# START OF THE INPUT

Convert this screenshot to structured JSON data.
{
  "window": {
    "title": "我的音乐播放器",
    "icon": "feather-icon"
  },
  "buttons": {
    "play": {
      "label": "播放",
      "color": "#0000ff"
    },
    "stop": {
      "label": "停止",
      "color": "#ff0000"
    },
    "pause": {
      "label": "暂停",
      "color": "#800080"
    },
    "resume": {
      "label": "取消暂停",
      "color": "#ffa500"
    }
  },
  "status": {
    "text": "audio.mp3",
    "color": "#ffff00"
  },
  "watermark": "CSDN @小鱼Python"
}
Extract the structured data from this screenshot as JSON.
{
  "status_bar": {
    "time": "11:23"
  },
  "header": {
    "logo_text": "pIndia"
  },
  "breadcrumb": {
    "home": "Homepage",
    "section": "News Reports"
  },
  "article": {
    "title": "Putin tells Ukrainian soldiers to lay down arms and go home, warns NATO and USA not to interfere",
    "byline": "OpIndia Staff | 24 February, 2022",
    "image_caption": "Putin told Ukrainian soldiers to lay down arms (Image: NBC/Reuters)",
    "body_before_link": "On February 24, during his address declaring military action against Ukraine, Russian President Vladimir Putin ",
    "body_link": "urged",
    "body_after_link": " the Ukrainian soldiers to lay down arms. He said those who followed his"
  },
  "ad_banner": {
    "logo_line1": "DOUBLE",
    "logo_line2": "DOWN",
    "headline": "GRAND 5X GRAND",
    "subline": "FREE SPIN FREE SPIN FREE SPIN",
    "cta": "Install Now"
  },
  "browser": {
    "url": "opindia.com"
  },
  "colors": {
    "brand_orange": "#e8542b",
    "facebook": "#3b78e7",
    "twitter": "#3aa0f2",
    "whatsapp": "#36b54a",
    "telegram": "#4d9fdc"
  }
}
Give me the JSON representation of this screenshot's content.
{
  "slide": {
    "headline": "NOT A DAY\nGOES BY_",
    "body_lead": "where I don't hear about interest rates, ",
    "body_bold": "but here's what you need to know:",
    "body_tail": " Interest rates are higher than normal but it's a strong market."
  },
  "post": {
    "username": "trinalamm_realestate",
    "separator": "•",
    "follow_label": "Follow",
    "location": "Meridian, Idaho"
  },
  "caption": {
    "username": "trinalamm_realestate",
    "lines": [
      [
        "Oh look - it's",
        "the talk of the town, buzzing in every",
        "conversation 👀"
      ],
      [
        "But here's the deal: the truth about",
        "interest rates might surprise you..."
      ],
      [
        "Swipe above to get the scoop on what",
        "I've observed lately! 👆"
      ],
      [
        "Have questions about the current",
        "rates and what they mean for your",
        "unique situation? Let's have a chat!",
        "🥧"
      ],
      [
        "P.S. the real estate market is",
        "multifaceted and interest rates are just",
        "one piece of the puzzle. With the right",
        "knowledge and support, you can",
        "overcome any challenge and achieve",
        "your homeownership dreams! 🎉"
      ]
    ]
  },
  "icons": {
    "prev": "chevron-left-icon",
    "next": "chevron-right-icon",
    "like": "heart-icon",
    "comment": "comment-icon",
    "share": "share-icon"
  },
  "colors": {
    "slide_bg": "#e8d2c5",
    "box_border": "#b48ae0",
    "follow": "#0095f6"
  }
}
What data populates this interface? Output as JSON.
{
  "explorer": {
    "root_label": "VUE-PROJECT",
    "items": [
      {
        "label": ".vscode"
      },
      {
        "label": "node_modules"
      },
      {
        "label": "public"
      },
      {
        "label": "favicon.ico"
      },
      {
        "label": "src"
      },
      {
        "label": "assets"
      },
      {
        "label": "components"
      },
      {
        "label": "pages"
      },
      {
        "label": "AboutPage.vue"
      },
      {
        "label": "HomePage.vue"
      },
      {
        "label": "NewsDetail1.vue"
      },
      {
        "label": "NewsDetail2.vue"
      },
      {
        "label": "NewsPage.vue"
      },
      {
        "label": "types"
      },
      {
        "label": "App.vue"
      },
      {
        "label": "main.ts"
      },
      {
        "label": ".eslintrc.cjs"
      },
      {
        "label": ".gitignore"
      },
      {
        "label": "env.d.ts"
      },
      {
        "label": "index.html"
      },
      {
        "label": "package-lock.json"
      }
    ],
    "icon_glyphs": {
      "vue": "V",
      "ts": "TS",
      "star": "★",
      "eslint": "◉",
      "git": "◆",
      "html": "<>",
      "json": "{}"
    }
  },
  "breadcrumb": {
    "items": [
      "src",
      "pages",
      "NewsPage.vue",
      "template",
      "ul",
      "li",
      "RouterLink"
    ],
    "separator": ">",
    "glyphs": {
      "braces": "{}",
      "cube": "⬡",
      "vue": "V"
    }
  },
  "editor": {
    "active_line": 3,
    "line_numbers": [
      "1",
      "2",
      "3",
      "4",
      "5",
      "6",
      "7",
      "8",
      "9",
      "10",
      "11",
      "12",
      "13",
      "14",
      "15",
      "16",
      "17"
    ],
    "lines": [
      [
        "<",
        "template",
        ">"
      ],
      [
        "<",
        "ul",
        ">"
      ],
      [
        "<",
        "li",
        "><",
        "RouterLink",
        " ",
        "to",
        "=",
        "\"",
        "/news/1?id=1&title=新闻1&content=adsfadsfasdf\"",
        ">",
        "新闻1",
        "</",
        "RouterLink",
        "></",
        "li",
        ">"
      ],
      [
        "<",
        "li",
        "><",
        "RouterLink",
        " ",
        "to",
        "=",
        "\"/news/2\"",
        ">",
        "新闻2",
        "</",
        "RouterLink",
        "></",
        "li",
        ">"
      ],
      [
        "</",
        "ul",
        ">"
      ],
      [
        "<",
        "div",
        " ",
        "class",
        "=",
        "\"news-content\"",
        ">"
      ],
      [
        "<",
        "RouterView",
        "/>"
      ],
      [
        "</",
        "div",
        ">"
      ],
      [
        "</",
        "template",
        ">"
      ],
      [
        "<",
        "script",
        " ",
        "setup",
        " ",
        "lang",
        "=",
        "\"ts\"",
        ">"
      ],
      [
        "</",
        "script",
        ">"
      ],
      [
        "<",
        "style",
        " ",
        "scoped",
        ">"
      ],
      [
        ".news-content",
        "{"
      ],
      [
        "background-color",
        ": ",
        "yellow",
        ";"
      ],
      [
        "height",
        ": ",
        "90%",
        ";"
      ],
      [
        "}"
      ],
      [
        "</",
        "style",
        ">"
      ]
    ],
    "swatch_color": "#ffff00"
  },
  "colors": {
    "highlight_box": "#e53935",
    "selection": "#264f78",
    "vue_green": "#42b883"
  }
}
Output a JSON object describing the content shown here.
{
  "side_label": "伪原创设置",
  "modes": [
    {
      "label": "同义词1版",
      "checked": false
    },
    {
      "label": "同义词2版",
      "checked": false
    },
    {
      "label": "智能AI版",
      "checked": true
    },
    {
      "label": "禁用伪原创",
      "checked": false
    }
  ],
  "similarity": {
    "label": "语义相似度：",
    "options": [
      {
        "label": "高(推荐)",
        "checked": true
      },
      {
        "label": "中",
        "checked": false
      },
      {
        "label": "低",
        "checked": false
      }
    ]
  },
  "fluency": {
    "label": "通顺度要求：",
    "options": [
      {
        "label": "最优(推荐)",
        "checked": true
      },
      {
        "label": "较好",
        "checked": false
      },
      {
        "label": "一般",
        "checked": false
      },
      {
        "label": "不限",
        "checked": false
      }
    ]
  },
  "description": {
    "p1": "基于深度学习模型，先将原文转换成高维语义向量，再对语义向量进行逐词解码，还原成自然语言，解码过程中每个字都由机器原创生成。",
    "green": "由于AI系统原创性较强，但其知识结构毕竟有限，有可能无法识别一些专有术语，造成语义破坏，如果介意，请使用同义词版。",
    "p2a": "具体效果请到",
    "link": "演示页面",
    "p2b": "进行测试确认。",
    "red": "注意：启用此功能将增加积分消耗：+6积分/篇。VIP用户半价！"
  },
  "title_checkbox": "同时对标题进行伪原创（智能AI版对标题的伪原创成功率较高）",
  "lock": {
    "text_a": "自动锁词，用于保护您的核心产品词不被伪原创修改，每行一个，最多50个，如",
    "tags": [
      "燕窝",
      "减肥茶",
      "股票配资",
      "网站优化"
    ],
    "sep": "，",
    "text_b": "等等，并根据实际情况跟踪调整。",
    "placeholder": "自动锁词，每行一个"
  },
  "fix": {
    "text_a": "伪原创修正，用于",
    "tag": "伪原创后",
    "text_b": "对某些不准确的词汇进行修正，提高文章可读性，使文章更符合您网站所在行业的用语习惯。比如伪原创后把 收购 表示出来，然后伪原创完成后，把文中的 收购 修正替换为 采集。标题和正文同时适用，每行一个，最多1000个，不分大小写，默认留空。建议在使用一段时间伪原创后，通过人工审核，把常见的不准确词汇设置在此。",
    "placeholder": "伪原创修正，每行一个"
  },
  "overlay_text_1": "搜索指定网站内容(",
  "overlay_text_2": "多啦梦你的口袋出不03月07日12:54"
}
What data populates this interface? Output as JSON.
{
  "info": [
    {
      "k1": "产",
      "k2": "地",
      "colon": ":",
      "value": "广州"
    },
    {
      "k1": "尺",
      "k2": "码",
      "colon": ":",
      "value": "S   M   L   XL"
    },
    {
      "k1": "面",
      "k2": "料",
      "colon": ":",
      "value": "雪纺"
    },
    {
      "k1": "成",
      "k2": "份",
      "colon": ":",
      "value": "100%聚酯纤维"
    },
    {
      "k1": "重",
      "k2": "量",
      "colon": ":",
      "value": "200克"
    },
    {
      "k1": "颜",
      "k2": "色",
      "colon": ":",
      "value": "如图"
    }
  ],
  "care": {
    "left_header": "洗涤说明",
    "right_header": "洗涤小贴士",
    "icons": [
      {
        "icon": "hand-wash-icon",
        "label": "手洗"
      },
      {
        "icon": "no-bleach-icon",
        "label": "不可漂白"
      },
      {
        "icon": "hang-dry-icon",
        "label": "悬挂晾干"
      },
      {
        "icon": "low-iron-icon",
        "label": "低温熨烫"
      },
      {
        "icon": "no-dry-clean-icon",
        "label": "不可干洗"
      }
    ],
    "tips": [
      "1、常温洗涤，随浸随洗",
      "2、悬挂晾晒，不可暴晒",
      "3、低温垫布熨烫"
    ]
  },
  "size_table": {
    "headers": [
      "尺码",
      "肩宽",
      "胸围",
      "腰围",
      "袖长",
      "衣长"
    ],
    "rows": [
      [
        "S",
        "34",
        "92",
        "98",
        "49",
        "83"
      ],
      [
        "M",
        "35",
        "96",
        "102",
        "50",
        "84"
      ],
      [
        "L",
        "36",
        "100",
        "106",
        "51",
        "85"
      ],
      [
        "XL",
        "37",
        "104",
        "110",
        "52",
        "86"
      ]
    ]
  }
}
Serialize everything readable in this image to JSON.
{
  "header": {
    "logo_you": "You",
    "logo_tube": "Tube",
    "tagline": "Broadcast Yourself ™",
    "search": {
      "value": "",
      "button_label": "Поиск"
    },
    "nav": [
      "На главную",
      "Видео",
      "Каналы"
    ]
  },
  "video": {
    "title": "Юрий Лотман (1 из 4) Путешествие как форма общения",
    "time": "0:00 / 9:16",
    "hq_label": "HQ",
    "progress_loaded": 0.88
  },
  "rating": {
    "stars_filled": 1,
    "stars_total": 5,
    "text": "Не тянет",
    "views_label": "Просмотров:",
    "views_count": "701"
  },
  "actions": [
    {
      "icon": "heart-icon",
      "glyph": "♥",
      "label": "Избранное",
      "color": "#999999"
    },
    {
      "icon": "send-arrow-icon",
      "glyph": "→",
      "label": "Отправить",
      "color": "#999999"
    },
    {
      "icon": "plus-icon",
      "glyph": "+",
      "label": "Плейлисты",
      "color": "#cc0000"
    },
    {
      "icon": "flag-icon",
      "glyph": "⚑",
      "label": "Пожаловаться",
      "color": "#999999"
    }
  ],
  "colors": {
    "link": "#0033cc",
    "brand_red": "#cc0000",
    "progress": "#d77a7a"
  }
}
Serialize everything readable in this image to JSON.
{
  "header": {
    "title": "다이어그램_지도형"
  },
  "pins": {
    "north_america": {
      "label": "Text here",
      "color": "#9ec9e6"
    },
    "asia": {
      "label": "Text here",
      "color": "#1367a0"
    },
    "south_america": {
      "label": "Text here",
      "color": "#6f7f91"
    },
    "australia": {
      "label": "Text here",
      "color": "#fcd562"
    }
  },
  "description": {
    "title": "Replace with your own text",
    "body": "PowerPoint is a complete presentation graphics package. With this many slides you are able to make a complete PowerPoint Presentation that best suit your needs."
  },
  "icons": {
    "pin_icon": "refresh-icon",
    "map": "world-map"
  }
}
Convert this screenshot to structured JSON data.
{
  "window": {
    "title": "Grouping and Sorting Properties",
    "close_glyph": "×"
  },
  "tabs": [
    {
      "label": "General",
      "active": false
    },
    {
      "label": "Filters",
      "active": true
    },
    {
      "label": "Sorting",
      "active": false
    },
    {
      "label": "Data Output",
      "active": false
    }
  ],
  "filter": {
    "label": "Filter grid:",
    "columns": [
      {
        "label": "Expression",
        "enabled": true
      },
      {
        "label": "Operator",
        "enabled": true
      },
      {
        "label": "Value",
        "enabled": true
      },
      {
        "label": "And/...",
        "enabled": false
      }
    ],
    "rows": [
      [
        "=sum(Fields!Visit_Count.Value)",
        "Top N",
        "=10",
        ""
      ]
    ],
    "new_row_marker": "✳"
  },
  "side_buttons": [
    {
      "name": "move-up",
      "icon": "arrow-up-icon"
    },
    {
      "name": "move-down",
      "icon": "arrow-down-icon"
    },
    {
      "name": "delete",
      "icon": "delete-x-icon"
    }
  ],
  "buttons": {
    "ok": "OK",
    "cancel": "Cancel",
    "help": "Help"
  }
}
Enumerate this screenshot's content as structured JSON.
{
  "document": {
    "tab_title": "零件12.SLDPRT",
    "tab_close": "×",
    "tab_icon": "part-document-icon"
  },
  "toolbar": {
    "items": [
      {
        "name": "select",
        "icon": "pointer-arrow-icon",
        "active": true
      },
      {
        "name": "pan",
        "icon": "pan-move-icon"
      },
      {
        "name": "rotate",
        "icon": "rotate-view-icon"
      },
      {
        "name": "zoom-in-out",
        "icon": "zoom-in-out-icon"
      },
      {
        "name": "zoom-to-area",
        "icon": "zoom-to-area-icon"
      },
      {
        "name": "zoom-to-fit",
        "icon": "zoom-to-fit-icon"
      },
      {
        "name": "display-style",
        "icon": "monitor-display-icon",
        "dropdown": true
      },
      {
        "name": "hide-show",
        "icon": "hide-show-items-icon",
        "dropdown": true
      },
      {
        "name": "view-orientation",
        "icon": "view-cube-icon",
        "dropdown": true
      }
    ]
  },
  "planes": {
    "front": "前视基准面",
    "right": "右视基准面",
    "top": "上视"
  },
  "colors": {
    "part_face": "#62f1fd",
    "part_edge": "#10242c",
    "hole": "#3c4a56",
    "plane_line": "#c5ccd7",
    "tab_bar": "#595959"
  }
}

# END OF THE INPUT

## WHAT NEEDS TO BE DONE
In the records above, how many lines include "placeholder"? Give that number and nothing more.

## RESULT
2